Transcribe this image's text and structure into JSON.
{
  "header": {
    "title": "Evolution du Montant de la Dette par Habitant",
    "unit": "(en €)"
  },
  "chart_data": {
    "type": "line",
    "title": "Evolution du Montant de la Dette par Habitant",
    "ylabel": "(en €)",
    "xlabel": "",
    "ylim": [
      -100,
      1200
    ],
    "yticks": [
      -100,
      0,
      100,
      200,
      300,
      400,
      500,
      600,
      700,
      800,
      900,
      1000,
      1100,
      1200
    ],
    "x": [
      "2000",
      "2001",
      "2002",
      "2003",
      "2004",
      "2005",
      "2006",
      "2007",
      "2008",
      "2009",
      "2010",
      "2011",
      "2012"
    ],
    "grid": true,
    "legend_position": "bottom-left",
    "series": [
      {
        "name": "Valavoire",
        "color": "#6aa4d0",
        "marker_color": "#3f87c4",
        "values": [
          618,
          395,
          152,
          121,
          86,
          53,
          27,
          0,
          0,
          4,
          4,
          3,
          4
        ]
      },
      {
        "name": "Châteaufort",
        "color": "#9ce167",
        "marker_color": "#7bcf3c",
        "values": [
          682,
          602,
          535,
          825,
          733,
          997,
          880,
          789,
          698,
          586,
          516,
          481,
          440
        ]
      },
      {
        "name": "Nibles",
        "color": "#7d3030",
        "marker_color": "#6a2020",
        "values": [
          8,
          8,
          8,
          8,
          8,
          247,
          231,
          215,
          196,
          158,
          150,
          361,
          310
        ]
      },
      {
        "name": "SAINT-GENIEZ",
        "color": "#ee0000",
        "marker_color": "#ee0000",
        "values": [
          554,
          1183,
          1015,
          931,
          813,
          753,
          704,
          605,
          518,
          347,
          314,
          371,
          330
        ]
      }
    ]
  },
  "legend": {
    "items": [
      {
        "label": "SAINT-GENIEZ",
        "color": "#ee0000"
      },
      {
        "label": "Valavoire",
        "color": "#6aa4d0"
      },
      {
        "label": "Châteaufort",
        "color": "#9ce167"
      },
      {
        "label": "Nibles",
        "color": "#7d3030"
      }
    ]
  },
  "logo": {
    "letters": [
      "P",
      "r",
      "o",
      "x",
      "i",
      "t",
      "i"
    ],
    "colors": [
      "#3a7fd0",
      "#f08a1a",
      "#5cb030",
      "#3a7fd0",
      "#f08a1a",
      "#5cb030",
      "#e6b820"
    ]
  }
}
━━━━━━━━━━━━━━━━━━━━━━━━━━━━━━
◆ EXERCISE AIM:
Copy out the data shown above without altering anything.

◆ RESULT FOR THIS TASK:
Transcribe this image's text and structure into JSON.
{
  "header": {
    "title": "Evolution du Montant de la Dette par Habitant",
    "unit": "(en €)"
  },
  "chart_data": {
    "type": "line",
    "title": "Evolution du Montant de la Dette par Habitant",
    "ylabel": "(en €)",
    "xlabel": "",
    "ylim": [
      -100,
      1200
    ],
    "yticks": [
      -100,
      0,
      100,
      200,
      300,
      400,
      500,
      600,
      700,
      800,
      900,
      1000,
      1100,
      1200
    ],
    "x": [
      "2000",
      "2001",
      "2002",
      "2003",
      "2004",
      "2005",
      "2006",
      "2007",
      "2008",
      "2009",
      "2010",
      "2011",
      "2012"
    ],
    "grid": true,
    "legend_position": "bottom-left",
    "series": [
      {
        "name": "Valavoire",
        "color": "#6aa4d0",
        "marker_color": "#3f87c4",
        "values": [
          618,
          395,
          152,
          121,
          86,
          53,
          27,
          0,
          0,
          4,
          4,
          3,
          4
        ]
      },
      {
        "name": "Châteaufort",
        "color": "#9ce167",
        "marker_color": "#7bcf3c",
        "values": [
          682,
          602,
          535,
          825,
          733,
          997,
          880,
          789,
          698,
          586,
          516,
          481,
          440
        ]
      },
      {
        "name": "Nibles",
        "color": "#7d3030",
        "marker_color": "#6a2020",
        "values": [
          8,
          8,
          8,
          8,
          8,
          247,
          231,
          215,
          196,
          158,
          150,
          361,
          310
        ]
      },
      {
        "name": "SAINT-GENIEZ",
        "color": "#ee0000",
        "marker_color": "#ee0000",
        "values": [
          554,
          1183,
          1015,
          931,
          813,
          753,
          704,
          605,
          518,
          347,
          314,
          371,
          330
        ]
      }
    ]
  },
  "legend": {
    "items": [
      {
        "label": "SAINT-GENIEZ",
        "color": "#ee0000"
      },
      {
        "label": "Valavoire",
        "color": "#6aa4d0"
      },
      {
        "label": "Châteaufort",
        "color": "#9ce167"
      },
      {
        "label": "Nibles",
        "color": "#7d3030"
      }
    ]
  },
  "logo": {
    "letters": [
      "P",
      "r",
      "o",
      "x",
      "i",
      "t",
      "i"
    ],
    "colors": [
      "#3a7fd0",
      "#f08a1a",
      "#5cb030",
      "#3a7fd0",
      "#f08a1a",
      "#5cb030",
      "#e6b820"
    ]
  }
}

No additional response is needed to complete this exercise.